--- Start INPUT ---

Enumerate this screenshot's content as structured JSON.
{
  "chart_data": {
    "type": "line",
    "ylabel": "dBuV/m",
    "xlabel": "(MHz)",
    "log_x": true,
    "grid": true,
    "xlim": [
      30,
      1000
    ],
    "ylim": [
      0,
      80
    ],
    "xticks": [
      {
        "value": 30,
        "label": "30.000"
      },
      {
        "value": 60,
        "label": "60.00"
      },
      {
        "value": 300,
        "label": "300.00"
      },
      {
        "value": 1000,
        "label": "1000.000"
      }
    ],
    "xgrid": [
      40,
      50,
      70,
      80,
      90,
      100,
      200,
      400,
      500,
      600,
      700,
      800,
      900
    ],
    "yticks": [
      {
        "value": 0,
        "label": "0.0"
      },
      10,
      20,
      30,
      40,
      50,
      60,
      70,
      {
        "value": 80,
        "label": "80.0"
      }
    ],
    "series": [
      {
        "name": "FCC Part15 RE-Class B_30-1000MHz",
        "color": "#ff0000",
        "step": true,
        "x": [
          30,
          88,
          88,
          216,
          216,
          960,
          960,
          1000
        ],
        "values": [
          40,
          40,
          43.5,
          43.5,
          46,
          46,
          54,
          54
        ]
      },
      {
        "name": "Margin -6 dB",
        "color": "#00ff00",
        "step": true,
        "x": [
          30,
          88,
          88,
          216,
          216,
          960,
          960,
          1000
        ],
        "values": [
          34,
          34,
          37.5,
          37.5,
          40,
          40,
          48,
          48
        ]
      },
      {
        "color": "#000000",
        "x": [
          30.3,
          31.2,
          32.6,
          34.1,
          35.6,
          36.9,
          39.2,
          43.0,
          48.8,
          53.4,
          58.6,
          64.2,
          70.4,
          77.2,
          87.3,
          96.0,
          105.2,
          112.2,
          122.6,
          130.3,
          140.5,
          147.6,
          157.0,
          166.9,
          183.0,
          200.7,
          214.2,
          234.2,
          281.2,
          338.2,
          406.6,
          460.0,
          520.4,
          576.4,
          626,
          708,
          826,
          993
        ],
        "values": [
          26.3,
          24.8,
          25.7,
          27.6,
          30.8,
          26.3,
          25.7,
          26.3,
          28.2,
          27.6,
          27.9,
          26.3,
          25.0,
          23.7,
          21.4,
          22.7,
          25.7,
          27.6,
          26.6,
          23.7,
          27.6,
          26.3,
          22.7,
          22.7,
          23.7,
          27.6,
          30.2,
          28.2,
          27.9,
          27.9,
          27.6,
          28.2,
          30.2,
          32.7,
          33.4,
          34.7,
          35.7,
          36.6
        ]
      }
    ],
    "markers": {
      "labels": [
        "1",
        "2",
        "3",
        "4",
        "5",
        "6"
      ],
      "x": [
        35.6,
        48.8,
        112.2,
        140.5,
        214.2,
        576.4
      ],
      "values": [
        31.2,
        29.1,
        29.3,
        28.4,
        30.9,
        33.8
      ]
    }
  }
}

--- End INPUT ---

Output the lines above verbatim and in full.

» EXERCISE SOLUTION
Enumerate this screenshot's content as structured JSON.
{
  "chart_data": {
    "type": "line",
    "ylabel": "dBuV/m",
    "xlabel": "(MHz)",
    "log_x": true,
    "grid": true,
    "xlim": [
      30,
      1000
    ],
    "ylim": [
      0,
      80
    ],
    "xticks": [
      {
        "value": 30,
        "label": "30.000"
      },
      {
        "value": 60,
        "label": "60.00"
      },
      {
        "value": 300,
        "label": "300.00"
      },
      {
        "value": 1000,
        "label": "1000.000"
      }
    ],
    "xgrid": [
      40,
      50,
      70,
      80,
      90,
      100,
      200,
      400,
      500,
      600,
      700,
      800,
      900
    ],
    "yticks": [
      {
        "value": 0,
        "label": "0.0"
      },
      10,
      20,
      30,
      40,
      50,
      60,
      70,
      {
        "value": 80,
        "label": "80.0"
      }
    ],
    "series": [
      {
        "name": "FCC Part15 RE-Class B_30-1000MHz",
        "color": "#ff0000",
        "step": true,
        "x": [
          30,
          88,
          88,
          216,
          216,
          960,
          960,
          1000
        ],
        "values": [
          40,
          40,
          43.5,
          43.5,
          46,
          46,
          54,
          54
        ]
      },
      {
        "name": "Margin -6 dB",
        "color": "#00ff00",
        "step": true,
        "x": [
          30,
          88,
          88,
          216,
          216,
          960,
          960,
          1000
        ],
        "values": [
          34,
          34,
          37.5,
          37.5,
          40,
          40,
          48,
          48
        ]
      },
      {
        "color": "#000000",
        "x": [
          30.3,
          31.2,
          32.6,
          34.1,
          35.6,
          36.9,
          39.2,
          43.0,
          48.8,
          53.4,
          58.6,
          64.2,
          70.4,
          77.2,
          87.3,
          96.0,
          105.2,
          112.2,
          122.6,
          130.3,
          140.5,
          147.6,
          157.0,
          166.9,
          183.0,
          200.7,
          214.2,
          234.2,
          281.2,
          338.2,
          406.6,
          460.0,
          520.4,
          576.4,
          626,
          708,
          826,
          993
        ],
        "values": [
          26.3,
          24.8,
          25.7,
          27.6,
          30.8,
          26.3,
          25.7,
          26.3,
          28.2,
          27.6,
          27.9,
          26.3,
          25.0,
          23.7,
          21.4,
          22.7,
          25.7,
          27.6,
          26.6,
          23.7,
          27.6,
          26.3,
          22.7,
          22.7,
          23.7,
          27.6,
          30.2,
          28.2,
          27.9,
          27.9,
          27.6,
          28.2,
          30.2,
          32.7,
          33.4,
          34.7,
          35.7,
          36.6
        ]
      }
    ],
    "markers": {
      "labels": [
        "1",
        "2",
        "3",
        "4",
        "5",
        "6"
      ],
      "x": [
        35.6,
        48.8,
        112.2,
        140.5,
        214.2,
        576.4
      ],
      "values": [
        31.2,
        29.1,
        29.3,
        28.4,
        30.9,
        33.8
      ]
    }
  }
}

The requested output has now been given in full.